Excerpts from a figure dataset:
══════════════════════════════

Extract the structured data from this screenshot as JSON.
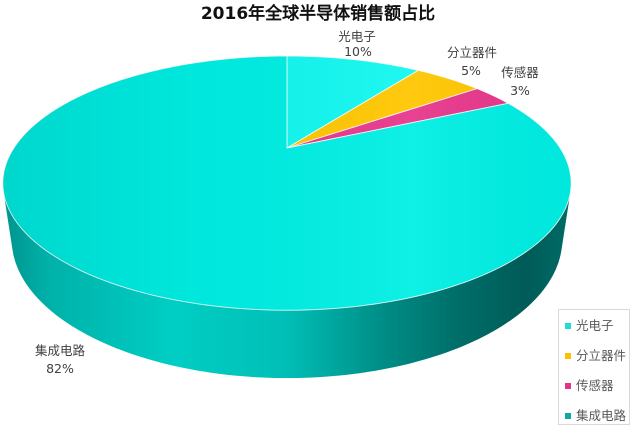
{
  "chart_data": {
    "type": "pie",
    "view": "3d",
    "title": "2016年全球半导体销售额占比",
    "categories": [
      "光电子",
      "分立器件",
      "传感器",
      "集成电路"
    ],
    "values": [
      10,
      5,
      3,
      82
    ],
    "data_labels": [
      "10%",
      "5%",
      "3%",
      "82%"
    ],
    "colors": [
      "#1FDCD8",
      "#FFC000",
      "#E2348A",
      "#0EA8A2"
    ],
    "face_colors": [
      "#12F7F0",
      "#FFC600",
      "#E8368C",
      "#00EFE4"
    ],
    "legend": {
      "position": "bottom-right"
    }
  }
}
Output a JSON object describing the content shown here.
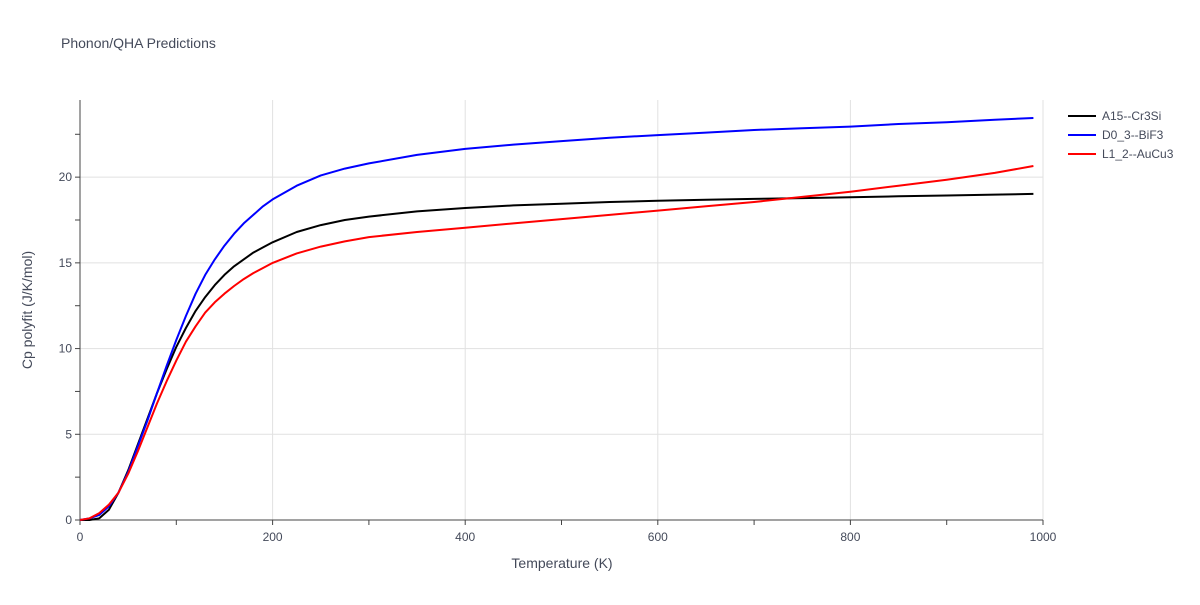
{
  "chart_data": {
    "type": "line",
    "title": "Phonon/QHA Predictions",
    "xlabel": "Temperature (K)",
    "ylabel": "Cp polyfit (J/K/mol)",
    "xlim": [
      0,
      1000
    ],
    "ylim": [
      0,
      24.5
    ],
    "xticks": [
      0,
      200,
      400,
      600,
      800,
      1000
    ],
    "yticks": [
      0,
      5,
      10,
      15,
      20
    ],
    "xtick_labels": [
      "0",
      "200",
      "400",
      "600",
      "800",
      "1000"
    ],
    "ytick_labels": [
      "0",
      "5",
      "10",
      "15",
      "20"
    ],
    "grid": true,
    "legend_position": "top-right",
    "series": [
      {
        "name": "A15--Cr3Si",
        "color": "#000000",
        "x": [
          0,
          10,
          20,
          30,
          40,
          50,
          60,
          70,
          80,
          90,
          100,
          110,
          120,
          130,
          140,
          150,
          160,
          170,
          180,
          190,
          200,
          225,
          250,
          275,
          300,
          350,
          400,
          450,
          500,
          550,
          600,
          650,
          700,
          750,
          800,
          850,
          900,
          950,
          990
        ],
        "y": [
          0,
          0,
          0.1,
          0.6,
          1.6,
          2.9,
          4.4,
          5.9,
          7.4,
          8.8,
          10.1,
          11.2,
          12.2,
          13.0,
          13.7,
          14.3,
          14.8,
          15.2,
          15.6,
          15.9,
          16.2,
          16.8,
          17.2,
          17.5,
          17.7,
          18.0,
          18.2,
          18.35,
          18.45,
          18.55,
          18.62,
          18.68,
          18.73,
          18.78,
          18.83,
          18.88,
          18.93,
          18.98,
          19.02
        ]
      },
      {
        "name": "D0_3--BiF3",
        "color": "#0000ff",
        "x": [
          0,
          10,
          20,
          30,
          40,
          50,
          60,
          70,
          80,
          90,
          100,
          110,
          120,
          130,
          140,
          150,
          160,
          170,
          180,
          190,
          200,
          225,
          250,
          275,
          300,
          350,
          400,
          450,
          500,
          550,
          600,
          650,
          700,
          750,
          800,
          850,
          900,
          950,
          990
        ],
        "y": [
          0,
          0.1,
          0.3,
          0.8,
          1.6,
          2.8,
          4.3,
          5.8,
          7.4,
          9.0,
          10.5,
          11.9,
          13.2,
          14.3,
          15.2,
          16.0,
          16.7,
          17.3,
          17.8,
          18.3,
          18.7,
          19.5,
          20.1,
          20.5,
          20.8,
          21.3,
          21.65,
          21.9,
          22.1,
          22.3,
          22.45,
          22.6,
          22.75,
          22.85,
          22.95,
          23.1,
          23.2,
          23.35,
          23.45
        ]
      },
      {
        "name": "L1_2--AuCu3",
        "color": "#ff0000",
        "x": [
          0,
          10,
          20,
          30,
          40,
          50,
          60,
          70,
          80,
          90,
          100,
          110,
          120,
          130,
          140,
          150,
          160,
          170,
          180,
          190,
          200,
          225,
          250,
          275,
          300,
          350,
          400,
          450,
          500,
          550,
          600,
          650,
          700,
          750,
          800,
          850,
          900,
          950,
          990
        ],
        "y": [
          0,
          0.1,
          0.4,
          0.9,
          1.6,
          2.7,
          4.0,
          5.4,
          6.8,
          8.1,
          9.3,
          10.4,
          11.3,
          12.1,
          12.7,
          13.2,
          13.65,
          14.05,
          14.4,
          14.7,
          15.0,
          15.55,
          15.95,
          16.25,
          16.5,
          16.8,
          17.05,
          17.3,
          17.55,
          17.8,
          18.05,
          18.3,
          18.55,
          18.85,
          19.15,
          19.5,
          19.85,
          20.25,
          20.65
        ]
      }
    ]
  }
}
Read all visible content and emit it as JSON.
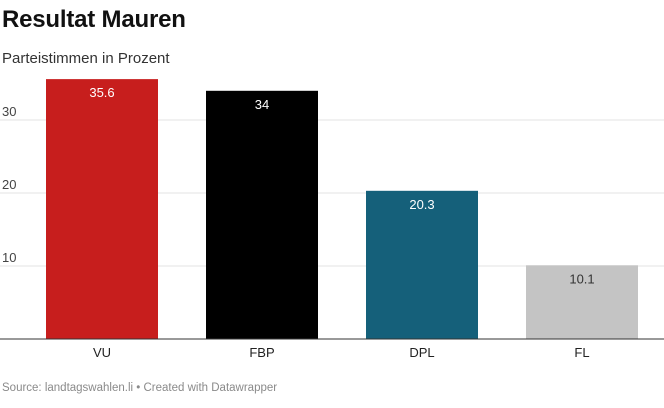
{
  "chart_data": {
    "type": "bar",
    "title": "Resultat Mauren",
    "subtitle": "Parteistimmen in Prozent",
    "categories": [
      "VU",
      "FBP",
      "DPL",
      "FL"
    ],
    "values": [
      35.6,
      34,
      20.3,
      10.1
    ],
    "value_labels": [
      "35.6",
      "34",
      "20.3",
      "10.1"
    ],
    "colors": [
      "#c71e1d",
      "#000000",
      "#15607a",
      "#c4c4c4"
    ],
    "label_colors": [
      "#ffffff",
      "#ffffff",
      "#ffffff",
      "#333333"
    ],
    "xlabel": "",
    "ylabel": "",
    "ylim": [
      0,
      36
    ],
    "yticks": [
      10,
      20,
      30
    ],
    "grid": true,
    "source": "Source: landtagswahlen.li",
    "credit": "Created with Datawrapper"
  }
}
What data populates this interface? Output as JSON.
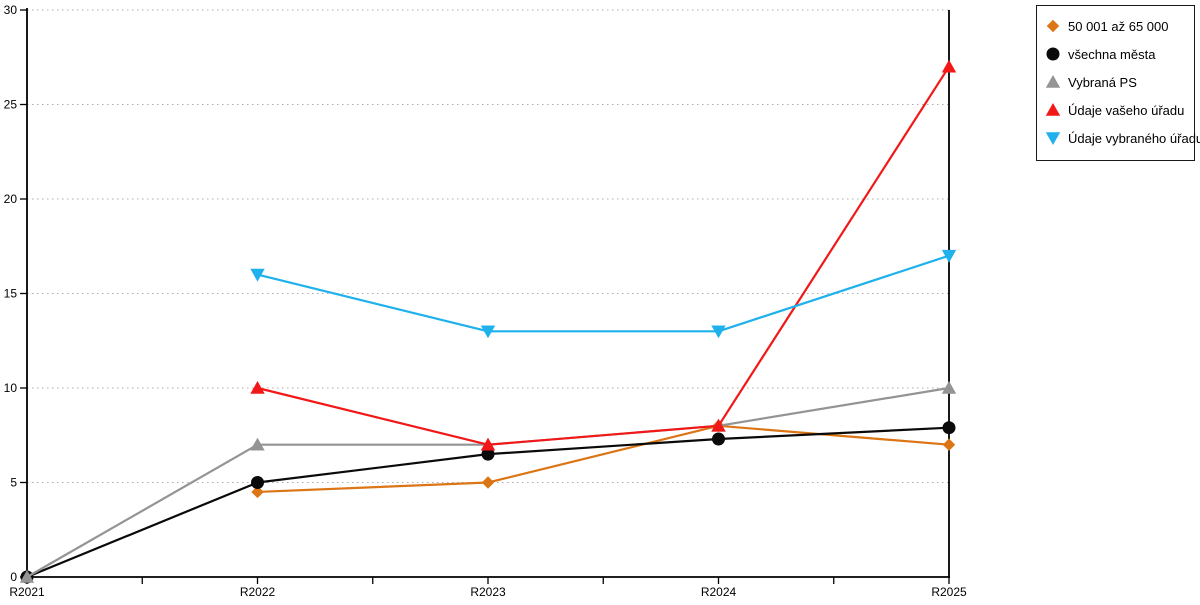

══════════════════════════════

▶ Task to carry out: Reproduce the records verbatim, omitting all images they contain.

▶ Problem solution:
Extract the structured data from this screenshot as JSON.
{
  "chart_data": {
    "type": "pie",
    "view": "3d",
    "title": "2016年全球半导体销售额占比",
    "categories": [
      "光电子",
      "分立器件",
      "传感器",
      "集成电路"
    ],
    "values": [
      10,
      5,
      3,
      82
    ],
    "data_labels": [
      "10%",
      "5%",
      "3%",
      "82%"
    ],
    "colors": [
      "#1FDCD8",
      "#FFC000",
      "#E2348A",
      "#0EA8A2"
    ],
    "face_colors": [
      "#12F7F0",
      "#FFC600",
      "#E8368C",
      "#00EFE4"
    ],
    "legend": {
      "position": "bottom-right"
    }
  }
}
Output a JSON object describing the content shown here.
{
  "chart_data": {
    "type": "line",
    "title": "Phonon/QHA Predictions",
    "xlabel": "Temperature (K)",
    "ylabel": "Cp polyfit (J/K/mol)",
    "xlim": [
      0,
      1000
    ],
    "ylim": [
      0,
      24.5
    ],
    "xticks": [
      0,
      200,
      400,
      600,
      800,
      1000
    ],
    "yticks": [
      0,
      5,
      10,
      15,
      20
    ],
    "xtick_labels": [
      "0",
      "200",
      "400",
      "600",
      "800",
      "1000"
    ],
    "ytick_labels": [
      "0",
      "5",
      "10",
      "15",
      "20"
    ],
    "grid": true,
    "legend_position": "top-right",
    "series": [
      {
        "name": "A15--Cr3Si",
        "color": "#000000",
        "x": [
          0,
          10,
          20,
          30,
          40,
          50,
          60,
          70,
          80,
          90,
          100,
          110,
          120,
          130,
          140,
          150,
          160,
          170,
          180,
          190,
          200,
          225,
          250,
          275,
          300,
          350,
          400,
          450,
          500,
          550,
          600,
          650,
          700,
          750,
          800,
          850,
          900,
          950,
          990
        ],
        "y": [
          0,
          0,
          0.1,
          0.6,
          1.6,
          2.9,
          4.4,
          5.9,
          7.4,
          8.8,
          10.1,
          11.2,
          12.2,
          13.0,
          13.7,
          14.3,
          14.8,
          15.2,
          15.6,
          15.9,
          16.2,
          16.8,
          17.2,
          17.5,
          17.7,
          18.0,
          18.2,
          18.35,
          18.45,
          18.55,
          18.62,
          18.68,
          18.73,
          18.78,
          18.83,
          18.88,
          18.93,
          18.98,
          19.02
        ]
      },
      {
        "name": "D0_3--BiF3",
        "color": "#0000ff",
        "x": [
          0,
          10,
          20,
          30,
          40,
          50,
          60,
          70,
          80,
          90,
          100,
          110,
          120,
          130,
          140,
          150,
          160,
          170,
          180,
          190,
          200,
          225,
          250,
          275,
          300,
          350,
          400,
          450,
          500,
          550,
          600,
          650,
          700,
          750,
          800,
          850,
          900,
          950,
          990
        ],
        "y": [
          0,
          0.1,
          0.3,
          0.8,
          1.6,
          2.8,
          4.3,
          5.8,
          7.4,
          9.0,
          10.5,
          11.9,
          13.2,
          14.3,
          15.2,
          16.0,
          16.7,
          17.3,
          17.8,
          18.3,
          18.7,
          19.5,
          20.1,
          20.5,
          20.8,
          21.3,
          21.65,
          21.9,
          22.1,
          22.3,
          22.45,
          22.6,
          22.75,
          22.85,
          22.95,
          23.1,
          23.2,
          23.35,
          23.45
        ]
      },
      {
        "name": "L1_2--AuCu3",
        "color": "#ff0000",
        "x": [
          0,
          10,
          20,
          30,
          40,
          50,
          60,
          70,
          80,
          90,
          100,
          110,
          120,
          130,
          140,
          150,
          160,
          170,
          180,
          190,
          200,
          225,
          250,
          275,
          300,
          350,
          400,
          450,
          500,
          550,
          600,
          650,
          700,
          750,
          800,
          850,
          900,
          950,
          990
        ],
        "y": [
          0,
          0.1,
          0.4,
          0.9,
          1.6,
          2.7,
          4.0,
          5.4,
          6.8,
          8.1,
          9.3,
          10.4,
          11.3,
          12.1,
          12.7,
          13.2,
          13.65,
          14.05,
          14.4,
          14.7,
          15.0,
          15.55,
          15.95,
          16.25,
          16.5,
          16.8,
          17.05,
          17.3,
          17.55,
          17.8,
          18.05,
          18.3,
          18.55,
          18.85,
          19.15,
          19.5,
          19.85,
          20.25,
          20.65
        ]
      }
    ]
  }
}
Read all visible content and emit it as JSON.
{
  "chart_data": {
    "type": "bar",
    "title": "Resultat Mauren",
    "subtitle": "Parteistimmen in Prozent",
    "categories": [
      "VU",
      "FBP",
      "DPL",
      "FL"
    ],
    "values": [
      35.6,
      34,
      20.3,
      10.1
    ],
    "value_labels": [
      "35.6",
      "34",
      "20.3",
      "10.1"
    ],
    "colors": [
      "#c71e1d",
      "#000000",
      "#15607a",
      "#c4c4c4"
    ],
    "label_colors": [
      "#ffffff",
      "#ffffff",
      "#ffffff",
      "#333333"
    ],
    "xlabel": "",
    "ylabel": "",
    "ylim": [
      0,
      36
    ],
    "yticks": [
      10,
      20,
      30
    ],
    "grid": true,
    "source": "Source: landtagswahlen.li",
    "credit": "Created with Datawrapper"
  }
}
What data populates this interface? Output as JSON.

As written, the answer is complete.